— Start of Supplied entries —
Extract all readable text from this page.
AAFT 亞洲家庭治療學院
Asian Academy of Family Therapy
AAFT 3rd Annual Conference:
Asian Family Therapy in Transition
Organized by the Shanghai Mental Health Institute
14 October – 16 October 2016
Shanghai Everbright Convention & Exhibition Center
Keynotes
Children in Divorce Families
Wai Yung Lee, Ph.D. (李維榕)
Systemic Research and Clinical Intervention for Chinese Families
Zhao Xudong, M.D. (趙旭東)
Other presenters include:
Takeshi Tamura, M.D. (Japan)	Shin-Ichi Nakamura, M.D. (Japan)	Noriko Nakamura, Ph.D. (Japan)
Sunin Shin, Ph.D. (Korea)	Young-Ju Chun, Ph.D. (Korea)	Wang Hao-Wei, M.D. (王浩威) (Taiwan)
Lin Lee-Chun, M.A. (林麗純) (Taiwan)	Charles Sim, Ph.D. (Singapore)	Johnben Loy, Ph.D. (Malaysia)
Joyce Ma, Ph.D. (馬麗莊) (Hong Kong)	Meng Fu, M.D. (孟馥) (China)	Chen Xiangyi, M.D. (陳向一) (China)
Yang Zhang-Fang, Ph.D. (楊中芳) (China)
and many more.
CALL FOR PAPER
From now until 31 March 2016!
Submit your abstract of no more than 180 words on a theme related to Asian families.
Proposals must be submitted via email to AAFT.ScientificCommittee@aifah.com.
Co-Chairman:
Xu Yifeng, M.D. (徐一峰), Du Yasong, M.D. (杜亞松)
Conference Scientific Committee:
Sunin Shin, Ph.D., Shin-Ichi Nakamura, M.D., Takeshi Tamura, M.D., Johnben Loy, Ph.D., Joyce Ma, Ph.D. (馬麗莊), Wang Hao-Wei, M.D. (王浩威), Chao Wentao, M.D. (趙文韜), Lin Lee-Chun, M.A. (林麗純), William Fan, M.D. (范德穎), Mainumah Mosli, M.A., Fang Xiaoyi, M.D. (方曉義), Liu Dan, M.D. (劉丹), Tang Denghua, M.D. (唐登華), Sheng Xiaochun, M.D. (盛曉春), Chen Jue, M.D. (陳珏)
— End of Supplied entries —
• **Requirements**
Go through the listing above and restate it word for word.

• **Final result**
Extract all readable text from this page.
AAFT 亞洲家庭治療學院
Asian Academy of Family Therapy
AAFT 3rd Annual Conference:
Asian Family Therapy in Transition
Organized by the Shanghai Mental Health Institute
14 October – 16 October 2016
Shanghai Everbright Convention & Exhibition Center
Keynotes
Children in Divorce Families
Wai Yung Lee, Ph.D. (李維榕)
Systemic Research and Clinical Intervention for Chinese Families
Zhao Xudong, M.D. (趙旭東)
Other presenters include:
Takeshi Tamura, M.D. (Japan)	Shin-Ichi Nakamura, M.D. (Japan)	Noriko Nakamura, Ph.D. (Japan)
Sunin Shin, Ph.D. (Korea)	Young-Ju Chun, Ph.D. (Korea)	Wang Hao-Wei, M.D. (王浩威) (Taiwan)
Lin Lee-Chun, M.A. (林麗純) (Taiwan)	Charles Sim, Ph.D. (Singapore)	Johnben Loy, Ph.D. (Malaysia)
Joyce Ma, Ph.D. (馬麗莊) (Hong Kong)	Meng Fu, M.D. (孟馥) (China)	Chen Xiangyi, M.D. (陳向一) (China)
Yang Zhang-Fang, Ph.D. (楊中芳) (China)
and many more.
CALL FOR PAPER
From now until 31 March 2016!
Submit your abstract of no more than 180 words on a theme related to Asian families.
Proposals must be submitted via email to AAFT.ScientificCommittee@aifah.com.
Co-Chairman:
Xu Yifeng, M.D. (徐一峰), Du Yasong, M.D. (杜亞松)
Conference Scientific Committee:
Sunin Shin, Ph.D., Shin-Ichi Nakamura, M.D., Takeshi Tamura, M.D., Johnben Loy, Ph.D., Joyce Ma, Ph.D. (馬麗莊), Wang Hao-Wei, M.D. (王浩威), Chao Wentao, M.D. (趙文韜), Lin Lee-Chun, M.A. (林麗純), William Fan, M.D. (范德穎), Mainumah Mosli, M.A., Fang Xiaoyi, M.D. (方曉義), Liu Dan, M.D. (劉丹), Tang Denghua, M.D. (唐登華), Sheng Xiaochun, M.D. (盛曉春), Chen Jue, M.D. (陳珏)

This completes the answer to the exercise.